* Start *

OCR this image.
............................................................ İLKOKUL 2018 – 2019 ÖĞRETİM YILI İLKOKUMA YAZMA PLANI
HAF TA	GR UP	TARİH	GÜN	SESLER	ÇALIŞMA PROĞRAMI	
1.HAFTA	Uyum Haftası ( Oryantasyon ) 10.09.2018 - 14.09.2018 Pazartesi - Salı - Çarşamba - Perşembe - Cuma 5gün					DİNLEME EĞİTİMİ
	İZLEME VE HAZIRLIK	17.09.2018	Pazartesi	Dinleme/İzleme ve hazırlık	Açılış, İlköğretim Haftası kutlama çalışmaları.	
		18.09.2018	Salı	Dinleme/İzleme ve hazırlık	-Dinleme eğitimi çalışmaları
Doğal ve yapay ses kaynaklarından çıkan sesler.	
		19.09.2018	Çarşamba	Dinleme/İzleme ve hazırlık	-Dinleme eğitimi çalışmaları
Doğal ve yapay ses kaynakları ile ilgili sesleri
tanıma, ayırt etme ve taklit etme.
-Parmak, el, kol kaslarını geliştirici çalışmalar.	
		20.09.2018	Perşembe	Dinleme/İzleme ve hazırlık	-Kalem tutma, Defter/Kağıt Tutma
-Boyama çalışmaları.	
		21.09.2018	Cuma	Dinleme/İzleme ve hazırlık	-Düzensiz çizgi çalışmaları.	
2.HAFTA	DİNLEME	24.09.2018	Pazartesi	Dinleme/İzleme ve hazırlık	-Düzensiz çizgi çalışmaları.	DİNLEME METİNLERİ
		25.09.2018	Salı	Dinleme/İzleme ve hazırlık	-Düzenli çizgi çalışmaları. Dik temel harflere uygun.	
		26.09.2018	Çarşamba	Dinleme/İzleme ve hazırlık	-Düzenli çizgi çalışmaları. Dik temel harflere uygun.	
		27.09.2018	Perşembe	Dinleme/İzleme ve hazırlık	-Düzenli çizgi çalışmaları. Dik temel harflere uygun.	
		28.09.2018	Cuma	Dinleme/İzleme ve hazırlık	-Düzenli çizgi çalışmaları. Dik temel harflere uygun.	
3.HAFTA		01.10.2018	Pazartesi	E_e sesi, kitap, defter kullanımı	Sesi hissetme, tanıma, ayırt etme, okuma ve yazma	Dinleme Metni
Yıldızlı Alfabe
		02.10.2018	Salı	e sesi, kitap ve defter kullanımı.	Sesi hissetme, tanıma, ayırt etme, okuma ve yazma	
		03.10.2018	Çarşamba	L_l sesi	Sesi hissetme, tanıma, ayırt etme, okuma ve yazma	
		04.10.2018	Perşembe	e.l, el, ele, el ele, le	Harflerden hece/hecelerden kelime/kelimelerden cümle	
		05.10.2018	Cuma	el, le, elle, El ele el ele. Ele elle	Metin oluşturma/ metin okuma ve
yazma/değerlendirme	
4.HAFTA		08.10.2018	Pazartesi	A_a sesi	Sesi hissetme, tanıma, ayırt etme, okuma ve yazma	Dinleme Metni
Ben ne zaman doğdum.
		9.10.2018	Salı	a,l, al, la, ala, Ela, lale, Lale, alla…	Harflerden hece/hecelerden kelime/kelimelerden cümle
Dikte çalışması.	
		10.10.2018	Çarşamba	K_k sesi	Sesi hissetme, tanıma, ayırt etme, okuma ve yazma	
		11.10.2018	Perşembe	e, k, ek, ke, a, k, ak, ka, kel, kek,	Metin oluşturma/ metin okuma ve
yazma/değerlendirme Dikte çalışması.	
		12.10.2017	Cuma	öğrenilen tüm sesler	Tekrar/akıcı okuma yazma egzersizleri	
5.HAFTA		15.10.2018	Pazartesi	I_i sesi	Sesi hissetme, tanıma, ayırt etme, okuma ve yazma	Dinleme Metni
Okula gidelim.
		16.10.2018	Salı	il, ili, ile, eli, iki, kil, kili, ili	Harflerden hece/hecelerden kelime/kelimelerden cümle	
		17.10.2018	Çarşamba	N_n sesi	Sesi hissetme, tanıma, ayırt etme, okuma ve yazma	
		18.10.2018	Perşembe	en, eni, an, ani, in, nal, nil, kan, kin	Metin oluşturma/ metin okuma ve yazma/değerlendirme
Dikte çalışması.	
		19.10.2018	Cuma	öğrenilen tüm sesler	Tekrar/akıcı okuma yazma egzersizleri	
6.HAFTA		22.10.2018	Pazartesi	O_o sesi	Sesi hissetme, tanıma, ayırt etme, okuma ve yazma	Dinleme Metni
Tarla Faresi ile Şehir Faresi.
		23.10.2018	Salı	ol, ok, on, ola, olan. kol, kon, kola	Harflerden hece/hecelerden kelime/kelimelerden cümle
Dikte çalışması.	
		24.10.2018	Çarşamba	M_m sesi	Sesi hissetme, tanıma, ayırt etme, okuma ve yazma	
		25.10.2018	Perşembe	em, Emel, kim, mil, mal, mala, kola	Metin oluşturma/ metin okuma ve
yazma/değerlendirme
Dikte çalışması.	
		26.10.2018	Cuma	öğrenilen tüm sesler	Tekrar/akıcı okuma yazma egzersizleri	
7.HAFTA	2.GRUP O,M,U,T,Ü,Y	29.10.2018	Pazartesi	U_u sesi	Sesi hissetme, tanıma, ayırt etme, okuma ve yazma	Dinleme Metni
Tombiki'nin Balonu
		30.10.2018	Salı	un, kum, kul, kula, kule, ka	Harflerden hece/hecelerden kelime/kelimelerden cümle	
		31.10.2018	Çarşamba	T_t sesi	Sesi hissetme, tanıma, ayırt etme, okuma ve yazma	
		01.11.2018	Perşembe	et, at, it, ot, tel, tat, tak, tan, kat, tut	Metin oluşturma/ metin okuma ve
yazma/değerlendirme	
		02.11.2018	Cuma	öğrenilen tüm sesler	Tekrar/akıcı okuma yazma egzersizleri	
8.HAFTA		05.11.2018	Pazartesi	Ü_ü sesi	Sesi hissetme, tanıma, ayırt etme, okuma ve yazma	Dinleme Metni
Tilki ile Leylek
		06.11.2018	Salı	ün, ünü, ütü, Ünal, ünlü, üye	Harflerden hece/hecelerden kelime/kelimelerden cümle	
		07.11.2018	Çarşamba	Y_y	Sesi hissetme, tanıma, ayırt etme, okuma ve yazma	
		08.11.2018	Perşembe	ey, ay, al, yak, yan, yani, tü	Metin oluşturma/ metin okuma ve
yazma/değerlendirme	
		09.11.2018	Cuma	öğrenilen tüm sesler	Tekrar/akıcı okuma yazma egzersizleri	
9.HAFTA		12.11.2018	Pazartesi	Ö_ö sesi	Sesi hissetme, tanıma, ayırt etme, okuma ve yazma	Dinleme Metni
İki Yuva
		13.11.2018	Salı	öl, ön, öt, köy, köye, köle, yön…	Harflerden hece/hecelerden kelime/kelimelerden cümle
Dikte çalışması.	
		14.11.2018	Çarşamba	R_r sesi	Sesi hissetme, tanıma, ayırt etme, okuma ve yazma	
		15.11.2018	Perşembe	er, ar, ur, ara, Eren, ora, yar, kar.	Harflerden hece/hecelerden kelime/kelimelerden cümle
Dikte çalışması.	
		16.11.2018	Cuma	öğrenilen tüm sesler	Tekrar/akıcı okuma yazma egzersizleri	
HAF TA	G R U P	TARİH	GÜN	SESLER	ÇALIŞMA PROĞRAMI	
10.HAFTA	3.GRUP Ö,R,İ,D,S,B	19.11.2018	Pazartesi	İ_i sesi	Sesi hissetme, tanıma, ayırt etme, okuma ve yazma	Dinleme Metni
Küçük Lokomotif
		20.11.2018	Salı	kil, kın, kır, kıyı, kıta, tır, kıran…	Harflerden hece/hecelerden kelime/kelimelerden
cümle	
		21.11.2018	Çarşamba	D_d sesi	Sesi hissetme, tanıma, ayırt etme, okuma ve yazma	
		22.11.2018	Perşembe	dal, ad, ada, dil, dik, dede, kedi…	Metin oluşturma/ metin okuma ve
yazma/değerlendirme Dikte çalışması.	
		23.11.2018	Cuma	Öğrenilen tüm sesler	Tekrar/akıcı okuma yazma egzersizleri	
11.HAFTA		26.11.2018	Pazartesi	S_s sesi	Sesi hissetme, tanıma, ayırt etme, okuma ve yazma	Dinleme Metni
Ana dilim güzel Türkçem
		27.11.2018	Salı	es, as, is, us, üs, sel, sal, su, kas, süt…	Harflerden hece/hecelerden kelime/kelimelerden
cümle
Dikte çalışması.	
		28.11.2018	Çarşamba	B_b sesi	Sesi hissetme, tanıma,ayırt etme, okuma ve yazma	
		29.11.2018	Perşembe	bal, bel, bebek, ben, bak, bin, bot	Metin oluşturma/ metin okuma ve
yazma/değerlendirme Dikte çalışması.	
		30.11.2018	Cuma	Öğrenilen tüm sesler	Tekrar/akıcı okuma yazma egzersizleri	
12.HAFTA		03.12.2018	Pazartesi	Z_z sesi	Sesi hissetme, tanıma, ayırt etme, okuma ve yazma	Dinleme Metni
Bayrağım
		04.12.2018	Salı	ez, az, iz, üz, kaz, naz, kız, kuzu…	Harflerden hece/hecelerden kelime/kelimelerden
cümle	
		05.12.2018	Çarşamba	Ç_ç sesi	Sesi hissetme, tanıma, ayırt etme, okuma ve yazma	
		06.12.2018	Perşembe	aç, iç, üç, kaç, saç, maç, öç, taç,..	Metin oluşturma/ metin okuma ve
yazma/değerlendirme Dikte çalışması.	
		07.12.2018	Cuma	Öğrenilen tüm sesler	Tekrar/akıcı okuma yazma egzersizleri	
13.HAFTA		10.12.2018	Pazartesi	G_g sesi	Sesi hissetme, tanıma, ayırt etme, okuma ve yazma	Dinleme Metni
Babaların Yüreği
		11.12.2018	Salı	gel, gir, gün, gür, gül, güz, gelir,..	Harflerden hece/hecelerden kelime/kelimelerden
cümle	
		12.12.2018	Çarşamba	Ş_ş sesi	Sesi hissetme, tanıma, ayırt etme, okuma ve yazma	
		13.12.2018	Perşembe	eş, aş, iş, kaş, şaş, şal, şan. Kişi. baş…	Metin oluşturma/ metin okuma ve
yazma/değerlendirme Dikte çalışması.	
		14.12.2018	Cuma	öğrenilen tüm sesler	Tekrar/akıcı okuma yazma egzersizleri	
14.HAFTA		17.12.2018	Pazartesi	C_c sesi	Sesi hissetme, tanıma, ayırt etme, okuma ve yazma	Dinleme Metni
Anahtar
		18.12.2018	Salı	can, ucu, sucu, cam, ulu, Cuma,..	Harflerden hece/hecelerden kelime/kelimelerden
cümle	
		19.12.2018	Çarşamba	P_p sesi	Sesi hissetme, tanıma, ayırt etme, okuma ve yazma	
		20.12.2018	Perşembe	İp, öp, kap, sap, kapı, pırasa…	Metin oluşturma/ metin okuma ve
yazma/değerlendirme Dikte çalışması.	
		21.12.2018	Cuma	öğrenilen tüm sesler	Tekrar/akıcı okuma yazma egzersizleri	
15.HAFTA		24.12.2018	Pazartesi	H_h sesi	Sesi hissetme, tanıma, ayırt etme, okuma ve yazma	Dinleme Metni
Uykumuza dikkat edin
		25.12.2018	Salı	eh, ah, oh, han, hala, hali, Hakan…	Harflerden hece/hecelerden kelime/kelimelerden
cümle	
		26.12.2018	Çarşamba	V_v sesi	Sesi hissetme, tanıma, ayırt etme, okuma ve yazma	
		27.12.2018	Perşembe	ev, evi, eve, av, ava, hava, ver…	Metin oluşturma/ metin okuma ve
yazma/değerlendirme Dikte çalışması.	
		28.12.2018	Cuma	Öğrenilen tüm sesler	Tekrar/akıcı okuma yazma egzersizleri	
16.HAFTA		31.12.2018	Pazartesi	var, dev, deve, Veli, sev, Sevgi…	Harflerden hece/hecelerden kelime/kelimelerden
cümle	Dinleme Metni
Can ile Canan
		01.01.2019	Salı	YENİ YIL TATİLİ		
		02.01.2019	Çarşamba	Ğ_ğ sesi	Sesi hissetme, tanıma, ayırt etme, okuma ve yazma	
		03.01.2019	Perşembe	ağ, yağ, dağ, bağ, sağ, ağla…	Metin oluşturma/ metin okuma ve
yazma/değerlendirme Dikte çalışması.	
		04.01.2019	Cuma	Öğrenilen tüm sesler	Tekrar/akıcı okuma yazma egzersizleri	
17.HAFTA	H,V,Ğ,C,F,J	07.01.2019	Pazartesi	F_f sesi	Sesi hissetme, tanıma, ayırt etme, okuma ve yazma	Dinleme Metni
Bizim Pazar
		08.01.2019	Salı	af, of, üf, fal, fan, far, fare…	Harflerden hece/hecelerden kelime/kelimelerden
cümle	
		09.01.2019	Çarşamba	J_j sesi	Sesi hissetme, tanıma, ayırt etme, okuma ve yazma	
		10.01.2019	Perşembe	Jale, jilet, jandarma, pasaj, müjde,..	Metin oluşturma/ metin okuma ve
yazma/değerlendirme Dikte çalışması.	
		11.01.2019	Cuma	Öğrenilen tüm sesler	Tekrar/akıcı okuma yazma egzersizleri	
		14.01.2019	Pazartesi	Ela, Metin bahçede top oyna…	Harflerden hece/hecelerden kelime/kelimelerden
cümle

* End *

**Task brief:** A line counts if it holds the word "DİNLEME". How many lines of the entries count? Give the number only.

**Task result:** 2